*DATA LINES*:
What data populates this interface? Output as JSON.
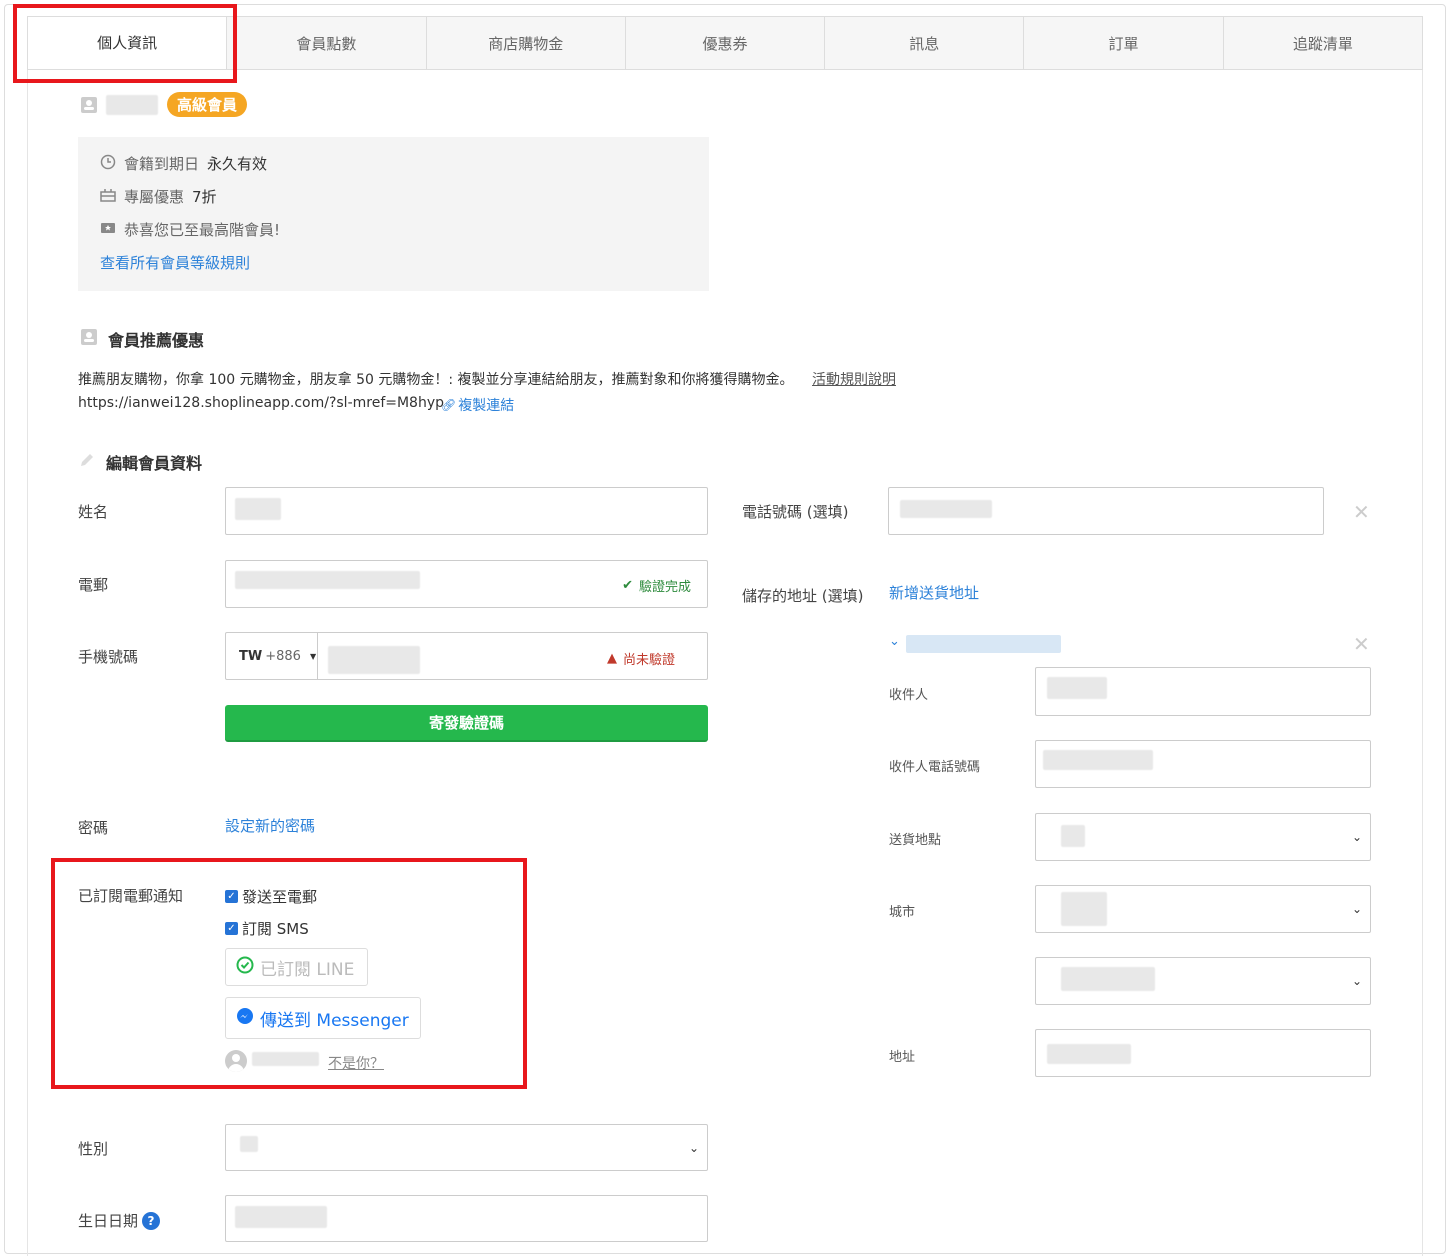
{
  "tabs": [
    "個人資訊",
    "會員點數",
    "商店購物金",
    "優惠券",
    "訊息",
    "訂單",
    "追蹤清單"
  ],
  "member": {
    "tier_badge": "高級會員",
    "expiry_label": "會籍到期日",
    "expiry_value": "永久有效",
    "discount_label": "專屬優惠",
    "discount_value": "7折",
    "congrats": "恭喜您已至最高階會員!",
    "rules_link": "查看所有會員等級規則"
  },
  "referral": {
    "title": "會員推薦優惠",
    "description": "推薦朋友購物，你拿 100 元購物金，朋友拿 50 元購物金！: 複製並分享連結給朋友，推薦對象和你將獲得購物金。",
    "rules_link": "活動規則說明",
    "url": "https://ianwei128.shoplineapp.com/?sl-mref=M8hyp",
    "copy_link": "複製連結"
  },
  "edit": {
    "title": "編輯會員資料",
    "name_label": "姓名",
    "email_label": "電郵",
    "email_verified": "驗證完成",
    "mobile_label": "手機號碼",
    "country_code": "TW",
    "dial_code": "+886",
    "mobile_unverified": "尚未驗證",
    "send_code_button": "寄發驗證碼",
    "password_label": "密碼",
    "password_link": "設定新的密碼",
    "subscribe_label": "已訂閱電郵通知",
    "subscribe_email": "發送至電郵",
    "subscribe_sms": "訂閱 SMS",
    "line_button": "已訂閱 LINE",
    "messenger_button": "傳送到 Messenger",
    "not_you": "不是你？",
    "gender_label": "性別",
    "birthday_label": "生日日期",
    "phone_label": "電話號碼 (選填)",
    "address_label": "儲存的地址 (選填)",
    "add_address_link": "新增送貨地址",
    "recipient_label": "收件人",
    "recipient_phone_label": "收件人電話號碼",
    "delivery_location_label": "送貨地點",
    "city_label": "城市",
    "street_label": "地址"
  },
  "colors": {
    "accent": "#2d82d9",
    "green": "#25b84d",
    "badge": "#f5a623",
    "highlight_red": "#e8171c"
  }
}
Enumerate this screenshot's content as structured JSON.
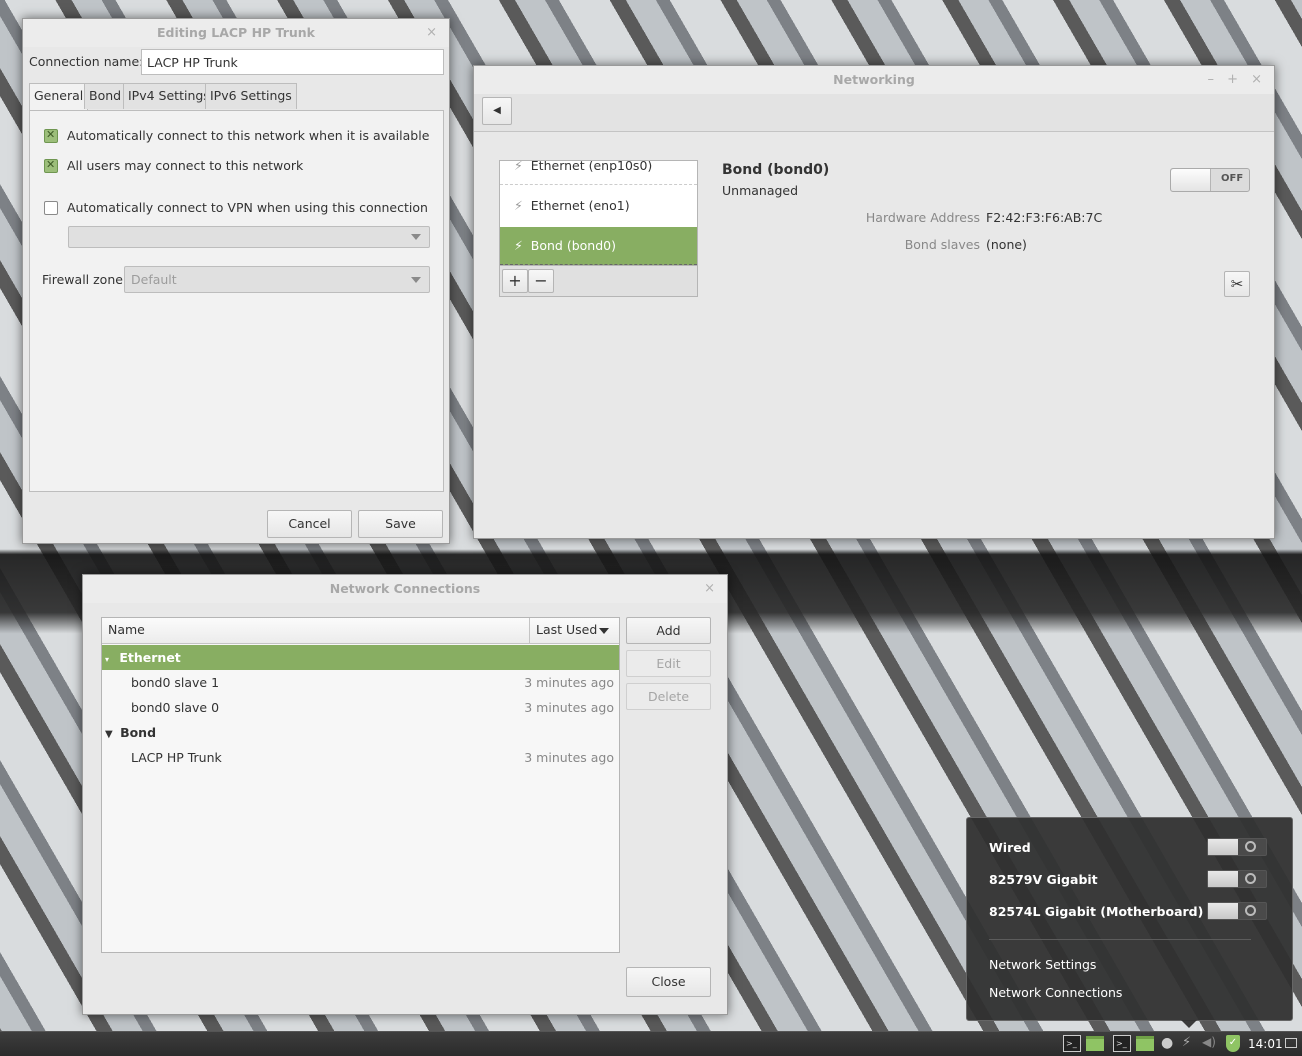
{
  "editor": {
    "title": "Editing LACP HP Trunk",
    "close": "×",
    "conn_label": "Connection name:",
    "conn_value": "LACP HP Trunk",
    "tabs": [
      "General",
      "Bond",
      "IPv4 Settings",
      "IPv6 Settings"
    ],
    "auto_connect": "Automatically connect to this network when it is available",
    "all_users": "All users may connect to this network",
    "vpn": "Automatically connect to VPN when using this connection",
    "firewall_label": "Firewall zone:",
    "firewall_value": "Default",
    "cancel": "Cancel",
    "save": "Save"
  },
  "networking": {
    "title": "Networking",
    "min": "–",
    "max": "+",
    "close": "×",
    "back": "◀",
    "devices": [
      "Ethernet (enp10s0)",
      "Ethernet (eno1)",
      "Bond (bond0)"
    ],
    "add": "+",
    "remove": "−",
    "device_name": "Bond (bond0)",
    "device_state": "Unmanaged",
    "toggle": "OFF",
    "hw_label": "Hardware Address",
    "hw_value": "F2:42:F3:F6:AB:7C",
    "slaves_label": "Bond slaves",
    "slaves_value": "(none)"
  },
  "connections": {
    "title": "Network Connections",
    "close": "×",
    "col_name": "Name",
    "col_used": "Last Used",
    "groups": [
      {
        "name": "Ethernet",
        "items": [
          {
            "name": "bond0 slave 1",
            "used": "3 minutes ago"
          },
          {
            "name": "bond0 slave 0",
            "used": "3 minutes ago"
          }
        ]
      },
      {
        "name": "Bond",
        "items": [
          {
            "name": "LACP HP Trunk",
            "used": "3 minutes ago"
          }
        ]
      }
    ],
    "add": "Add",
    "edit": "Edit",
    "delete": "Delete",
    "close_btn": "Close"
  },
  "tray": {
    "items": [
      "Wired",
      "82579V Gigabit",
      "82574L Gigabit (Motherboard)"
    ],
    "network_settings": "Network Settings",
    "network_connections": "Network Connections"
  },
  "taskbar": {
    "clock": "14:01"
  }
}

*WHAT THE EXERCISE ASKS*:
Whenever "this" turns up in a line, pick that line out.

*RESPONSE BELOW*:
What data populates this interface? Output as JSON.
Enumerate this screenshot's content as structured JSON.
    "auto_connect": "Automatically connect to this network when it is available",
    "all_users": "All users may connect to this network",
    "vpn": "Automatically connect to VPN when using this connection",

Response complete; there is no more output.